WRITTEN REQUEST: Write each record again exactly as it stands.

[Start SUPPLIED DATA]

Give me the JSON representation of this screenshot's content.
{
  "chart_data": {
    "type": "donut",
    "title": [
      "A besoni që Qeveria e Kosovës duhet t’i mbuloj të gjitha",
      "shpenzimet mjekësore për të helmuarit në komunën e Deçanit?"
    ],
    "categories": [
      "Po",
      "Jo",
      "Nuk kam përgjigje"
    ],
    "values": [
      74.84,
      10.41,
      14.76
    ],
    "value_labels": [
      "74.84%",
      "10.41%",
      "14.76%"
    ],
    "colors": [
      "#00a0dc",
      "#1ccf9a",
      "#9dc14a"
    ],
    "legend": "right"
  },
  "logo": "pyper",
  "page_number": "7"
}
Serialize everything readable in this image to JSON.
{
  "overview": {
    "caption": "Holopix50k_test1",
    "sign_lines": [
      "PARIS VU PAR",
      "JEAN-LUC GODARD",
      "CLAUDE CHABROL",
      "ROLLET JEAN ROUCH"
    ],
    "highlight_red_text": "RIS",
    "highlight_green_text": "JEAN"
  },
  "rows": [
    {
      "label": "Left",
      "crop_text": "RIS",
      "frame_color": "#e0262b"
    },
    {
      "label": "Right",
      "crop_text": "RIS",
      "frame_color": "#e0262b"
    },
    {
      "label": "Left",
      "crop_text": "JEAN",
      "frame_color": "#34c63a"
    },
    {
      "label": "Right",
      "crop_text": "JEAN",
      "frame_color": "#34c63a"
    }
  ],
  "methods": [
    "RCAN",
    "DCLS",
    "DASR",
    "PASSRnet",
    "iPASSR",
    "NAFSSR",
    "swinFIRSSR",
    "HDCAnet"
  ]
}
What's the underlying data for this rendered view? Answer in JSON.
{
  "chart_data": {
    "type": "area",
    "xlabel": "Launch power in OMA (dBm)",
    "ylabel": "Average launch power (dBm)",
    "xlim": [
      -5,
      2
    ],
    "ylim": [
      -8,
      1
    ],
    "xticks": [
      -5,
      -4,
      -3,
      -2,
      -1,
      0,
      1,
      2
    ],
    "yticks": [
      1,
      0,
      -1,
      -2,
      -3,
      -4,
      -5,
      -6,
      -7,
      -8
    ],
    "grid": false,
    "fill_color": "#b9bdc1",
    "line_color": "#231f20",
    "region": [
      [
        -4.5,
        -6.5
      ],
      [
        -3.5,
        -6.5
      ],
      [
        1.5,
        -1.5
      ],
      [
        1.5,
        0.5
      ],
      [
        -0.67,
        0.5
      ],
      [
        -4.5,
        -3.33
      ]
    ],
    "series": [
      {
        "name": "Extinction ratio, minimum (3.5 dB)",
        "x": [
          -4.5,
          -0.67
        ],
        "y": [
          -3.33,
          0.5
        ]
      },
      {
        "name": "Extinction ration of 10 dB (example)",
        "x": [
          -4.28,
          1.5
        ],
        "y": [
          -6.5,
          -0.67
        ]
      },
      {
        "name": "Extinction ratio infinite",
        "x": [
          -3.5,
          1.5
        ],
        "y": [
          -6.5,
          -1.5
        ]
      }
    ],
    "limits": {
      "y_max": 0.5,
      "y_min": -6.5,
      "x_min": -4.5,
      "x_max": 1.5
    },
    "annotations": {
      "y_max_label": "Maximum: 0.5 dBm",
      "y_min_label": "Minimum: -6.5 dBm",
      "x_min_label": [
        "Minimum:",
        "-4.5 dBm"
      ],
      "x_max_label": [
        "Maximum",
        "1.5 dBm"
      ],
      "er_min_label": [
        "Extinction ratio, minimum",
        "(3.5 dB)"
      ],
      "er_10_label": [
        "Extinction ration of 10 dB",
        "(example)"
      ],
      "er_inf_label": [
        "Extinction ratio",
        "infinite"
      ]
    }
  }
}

[End SUPPLIED DATA]

TASK SOLUTION:
Give me the JSON representation of this screenshot's content.
{
  "chart_data": {
    "type": "donut",
    "title": [
      "A besoni që Qeveria e Kosovës duhet t’i mbuloj të gjitha",
      "shpenzimet mjekësore për të helmuarit në komunën e Deçanit?"
    ],
    "categories": [
      "Po",
      "Jo",
      "Nuk kam përgjigje"
    ],
    "values": [
      74.84,
      10.41,
      14.76
    ],
    "value_labels": [
      "74.84%",
      "10.41%",
      "14.76%"
    ],
    "colors": [
      "#00a0dc",
      "#1ccf9a",
      "#9dc14a"
    ],
    "legend": "right"
  },
  "logo": "pyper",
  "page_number": "7"
}
Serialize everything readable in this image to JSON.
{
  "overview": {
    "caption": "Holopix50k_test1",
    "sign_lines": [
      "PARIS VU PAR",
      "JEAN-LUC GODARD",
      "CLAUDE CHABROL",
      "ROLLET JEAN ROUCH"
    ],
    "highlight_red_text": "RIS",
    "highlight_green_text": "JEAN"
  },
  "rows": [
    {
      "label": "Left",
      "crop_text": "RIS",
      "frame_color": "#e0262b"
    },
    {
      "label": "Right",
      "crop_text": "RIS",
      "frame_color": "#e0262b"
    },
    {
      "label": "Left",
      "crop_text": "JEAN",
      "frame_color": "#34c63a"
    },
    {
      "label": "Right",
      "crop_text": "JEAN",
      "frame_color": "#34c63a"
    }
  ],
  "methods": [
    "RCAN",
    "DCLS",
    "DASR",
    "PASSRnet",
    "iPASSR",
    "NAFSSR",
    "swinFIRSSR",
    "HDCAnet"
  ]
}
What's the underlying data for this rendered view? Answer in JSON.
{
  "chart_data": {
    "type": "area",
    "xlabel": "Launch power in OMA (dBm)",
    "ylabel": "Average launch power (dBm)",
    "xlim": [
      -5,
      2
    ],
    "ylim": [
      -8,
      1
    ],
    "xticks": [
      -5,
      -4,
      -3,
      -2,
      -1,
      0,
      1,
      2
    ],
    "yticks": [
      1,
      0,
      -1,
      -2,
      -3,
      -4,
      -5,
      -6,
      -7,
      -8
    ],
    "grid": false,
    "fill_color": "#b9bdc1",
    "line_color": "#231f20",
    "region": [
      [
        -4.5,
        -6.5
      ],
      [
        -3.5,
        -6.5
      ],
      [
        1.5,
        -1.5
      ],
      [
        1.5,
        0.5
      ],
      [
        -0.67,
        0.5
      ],
      [
        -4.5,
        -3.33
      ]
    ],
    "series": [
      {
        "name": "Extinction ratio, minimum (3.5 dB)",
        "x": [
          -4.5,
          -0.67
        ],
        "y": [
          -3.33,
          0.5
        ]
      },
      {
        "name": "Extinction ration of 10 dB (example)",
        "x": [
          -4.28,
          1.5
        ],
        "y": [
          -6.5,
          -0.67
        ]
      },
      {
        "name": "Extinction ratio infinite",
        "x": [
          -3.5,
          1.5
        ],
        "y": [
          -6.5,
          -1.5
        ]
      }
    ],
    "limits": {
      "y_max": 0.5,
      "y_min": -6.5,
      "x_min": -4.5,
      "x_max": 1.5
    },
    "annotations": {
      "y_max_label": "Maximum: 0.5 dBm",
      "y_min_label": "Minimum: -6.5 dBm",
      "x_min_label": [
        "Minimum:",
        "-4.5 dBm"
      ],
      "x_max_label": [
        "Maximum",
        "1.5 dBm"
      ],
      "er_min_label": [
        "Extinction ratio, minimum",
        "(3.5 dB)"
      ],
      "er_10_label": [
        "Extinction ration of 10 dB",
        "(example)"
      ],
      "er_inf_label": [
        "Extinction ratio",
        "infinite"
      ]
    }
  }
}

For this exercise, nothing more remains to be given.